• SELECTED TEXT
Int J Neurosci. Author manuscript; available in PMC 2010 July 8.
Published in final edited form as:
PMCID: PMC2899480
NIHMSID: NIHMS216323

Blood Pressure and Cognitive Function in Older adults with Cardiovascular Disease

Abstract

Background

Past studies link elevated blood pressure (BP) and BP variability to adverse neurocognitive changes in community samples. However, little is known about the relationship between BP indices and cognitive function in older CVD patients.

Methods

A total of 99 older adults with CVD completed a comprehensive neuropsychological test battery. Resting BP measurements were collected every 10 minutes for two hours during a separate cardiac assessment. Five BP indices were generated: average and standard deviation of systolic blood pressure, average and standard deviation of diastolic blood pressure, and a function of systolic variability and average diastolic pressure. We examined the relationship between these BP indices and cognitive function.

Results

Partial correlation adjusting for age and education revealed that the function of systolic variability and average diastolic pressure (systolic BP standard deviation divided by the average diastolic BP) was most closely related to test performance, showing significant associations to both Learning/Memory (r = 0.25) and Language functioning (r = 0.22). Systolic BP indices were also related to Language functioning (SBP avg, r = 0.22; SBP sd, r = 0.25), though diastolic BP indices were unrelated to performance in any cognitive domain.

Conclusions

The current findings indicate that BP is modestly related to cognitive function in older CVD patients. Contrary to expectations, greater BP variability was associated with better, not poorer, cognitive test performance. Such findings suggest that the relationship between BP and cognitive function is more complicated than typically hypothesized and requires further examination.

• THE DATA
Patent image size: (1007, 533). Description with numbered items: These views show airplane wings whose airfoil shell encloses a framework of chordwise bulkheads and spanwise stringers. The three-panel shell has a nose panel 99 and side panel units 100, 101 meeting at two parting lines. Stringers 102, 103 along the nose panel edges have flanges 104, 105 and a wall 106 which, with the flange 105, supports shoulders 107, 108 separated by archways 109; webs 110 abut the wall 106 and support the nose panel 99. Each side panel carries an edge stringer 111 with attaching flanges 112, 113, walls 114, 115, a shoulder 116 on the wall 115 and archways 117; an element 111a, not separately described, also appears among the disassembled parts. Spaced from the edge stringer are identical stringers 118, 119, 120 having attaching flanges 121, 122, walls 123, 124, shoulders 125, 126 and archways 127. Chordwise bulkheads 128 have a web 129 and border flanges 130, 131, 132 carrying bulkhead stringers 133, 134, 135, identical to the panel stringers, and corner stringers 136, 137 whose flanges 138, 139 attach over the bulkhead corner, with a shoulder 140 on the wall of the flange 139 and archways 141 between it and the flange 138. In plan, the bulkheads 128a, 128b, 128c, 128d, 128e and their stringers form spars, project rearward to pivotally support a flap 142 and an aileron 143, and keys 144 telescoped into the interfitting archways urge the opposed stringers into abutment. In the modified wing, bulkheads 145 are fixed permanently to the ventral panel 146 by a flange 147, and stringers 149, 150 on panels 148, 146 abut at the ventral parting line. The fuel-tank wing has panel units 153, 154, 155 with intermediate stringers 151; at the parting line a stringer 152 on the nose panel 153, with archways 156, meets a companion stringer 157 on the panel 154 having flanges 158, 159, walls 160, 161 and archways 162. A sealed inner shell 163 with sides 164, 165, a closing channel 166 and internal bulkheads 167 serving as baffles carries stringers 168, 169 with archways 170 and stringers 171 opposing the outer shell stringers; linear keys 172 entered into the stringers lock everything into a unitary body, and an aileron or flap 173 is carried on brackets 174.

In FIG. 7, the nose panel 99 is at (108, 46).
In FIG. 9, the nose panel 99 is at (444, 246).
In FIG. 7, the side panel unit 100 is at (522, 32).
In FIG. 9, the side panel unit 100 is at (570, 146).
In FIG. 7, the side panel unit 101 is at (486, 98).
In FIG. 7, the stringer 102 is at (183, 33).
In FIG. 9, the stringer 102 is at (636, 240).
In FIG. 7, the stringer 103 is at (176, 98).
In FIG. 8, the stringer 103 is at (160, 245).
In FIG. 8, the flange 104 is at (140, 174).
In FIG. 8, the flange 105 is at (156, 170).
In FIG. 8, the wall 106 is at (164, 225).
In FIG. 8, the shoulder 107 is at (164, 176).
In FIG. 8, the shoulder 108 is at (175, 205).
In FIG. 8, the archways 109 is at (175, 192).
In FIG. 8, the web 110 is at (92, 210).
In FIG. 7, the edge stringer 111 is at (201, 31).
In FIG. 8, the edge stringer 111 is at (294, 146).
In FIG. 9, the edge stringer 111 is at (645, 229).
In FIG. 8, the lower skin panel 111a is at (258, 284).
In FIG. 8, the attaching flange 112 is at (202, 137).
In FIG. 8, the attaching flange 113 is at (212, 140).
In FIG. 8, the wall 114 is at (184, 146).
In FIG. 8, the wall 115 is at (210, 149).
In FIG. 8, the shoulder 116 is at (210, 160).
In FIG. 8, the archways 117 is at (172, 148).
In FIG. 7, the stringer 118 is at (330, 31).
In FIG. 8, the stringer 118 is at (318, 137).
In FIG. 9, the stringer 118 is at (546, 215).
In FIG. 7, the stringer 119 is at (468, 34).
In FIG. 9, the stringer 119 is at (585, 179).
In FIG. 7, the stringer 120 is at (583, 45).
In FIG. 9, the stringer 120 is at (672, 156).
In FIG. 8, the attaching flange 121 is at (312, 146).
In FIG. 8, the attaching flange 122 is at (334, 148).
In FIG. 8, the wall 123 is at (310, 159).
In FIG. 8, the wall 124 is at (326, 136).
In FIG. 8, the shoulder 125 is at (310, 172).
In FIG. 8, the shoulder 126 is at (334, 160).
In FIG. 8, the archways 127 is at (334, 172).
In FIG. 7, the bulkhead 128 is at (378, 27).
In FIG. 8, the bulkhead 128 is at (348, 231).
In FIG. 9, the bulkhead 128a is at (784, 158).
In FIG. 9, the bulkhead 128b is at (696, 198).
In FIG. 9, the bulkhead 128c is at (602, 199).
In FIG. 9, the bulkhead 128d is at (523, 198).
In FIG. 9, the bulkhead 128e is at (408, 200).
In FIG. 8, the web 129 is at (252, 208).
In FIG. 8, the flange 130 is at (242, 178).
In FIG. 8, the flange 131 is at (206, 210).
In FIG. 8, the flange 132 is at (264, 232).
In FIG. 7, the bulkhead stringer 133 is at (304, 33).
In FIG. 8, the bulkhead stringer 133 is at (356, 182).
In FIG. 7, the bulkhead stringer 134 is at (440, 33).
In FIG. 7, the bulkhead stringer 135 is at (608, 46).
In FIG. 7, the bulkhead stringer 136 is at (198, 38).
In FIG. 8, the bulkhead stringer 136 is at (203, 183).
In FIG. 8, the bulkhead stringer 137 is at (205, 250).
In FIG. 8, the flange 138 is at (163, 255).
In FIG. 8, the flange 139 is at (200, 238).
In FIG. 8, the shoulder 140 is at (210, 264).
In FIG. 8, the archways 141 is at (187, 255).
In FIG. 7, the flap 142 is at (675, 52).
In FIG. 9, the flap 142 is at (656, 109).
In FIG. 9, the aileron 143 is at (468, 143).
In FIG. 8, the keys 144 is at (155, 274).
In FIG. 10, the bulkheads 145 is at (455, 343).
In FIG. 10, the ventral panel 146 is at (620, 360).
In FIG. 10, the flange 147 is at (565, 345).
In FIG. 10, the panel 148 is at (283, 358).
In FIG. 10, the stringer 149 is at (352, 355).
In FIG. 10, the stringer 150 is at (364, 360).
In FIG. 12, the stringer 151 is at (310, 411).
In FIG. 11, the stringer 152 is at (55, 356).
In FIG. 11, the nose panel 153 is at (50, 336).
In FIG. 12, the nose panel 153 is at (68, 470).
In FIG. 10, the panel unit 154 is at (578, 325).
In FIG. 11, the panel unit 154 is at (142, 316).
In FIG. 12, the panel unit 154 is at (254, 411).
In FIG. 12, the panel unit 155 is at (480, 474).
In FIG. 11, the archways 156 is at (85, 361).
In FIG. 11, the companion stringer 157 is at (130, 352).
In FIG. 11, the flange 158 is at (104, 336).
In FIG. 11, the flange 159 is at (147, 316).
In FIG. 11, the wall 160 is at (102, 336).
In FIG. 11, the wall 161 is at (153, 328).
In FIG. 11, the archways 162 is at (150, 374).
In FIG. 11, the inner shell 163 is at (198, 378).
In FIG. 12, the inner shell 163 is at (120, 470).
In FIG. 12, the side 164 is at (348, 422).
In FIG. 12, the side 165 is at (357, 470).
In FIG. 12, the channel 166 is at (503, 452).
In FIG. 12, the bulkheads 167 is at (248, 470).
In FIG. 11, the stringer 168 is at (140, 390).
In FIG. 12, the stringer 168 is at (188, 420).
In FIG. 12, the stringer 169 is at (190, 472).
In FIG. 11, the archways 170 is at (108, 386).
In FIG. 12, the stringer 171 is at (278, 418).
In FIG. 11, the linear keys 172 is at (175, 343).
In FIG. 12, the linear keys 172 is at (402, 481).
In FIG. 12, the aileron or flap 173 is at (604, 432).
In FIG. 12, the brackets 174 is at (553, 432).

• WORK INSTRUCTIONS
a – From the blood pressure abstract, copy the passage starting with "Past studies link" and going on through "and cognitive function.".
b – Translate this sentence from the blood pressure abstract into Spanish: "Such findings suggest that the relationship between BP and cognitive function is more complicated than typically hypothesized and requires further examination."
You won't need the entries for this work.

• SOLUTIONS TO EACH TASK
a –
Past studies link elevated blood pressure (BP) and BP variability to adverse neurocognitive changes in community samples. However, little is known about the relationship between BP indices and cognitive function in older CVD patients.

Methods

A total of 99 older adults with CVD completed a comprehensive neuropsychological test battery. Resting BP measurements were collected every 10 minutes for two hours during a separate cardiac assessment. Five BP indices were generated: average and standard deviation of systolic blood pressure, average and standard deviation of diastolic blood pressure, and a function of systolic variability and average diastolic pressure. We examined the relationship between these BP indices and cognitive function.

b – Tales hallazgos sugieren que la relación entre la PA y la función cognitiva es más complicada de lo que suele plantearse como hipótesis y requiere un examen más detenido.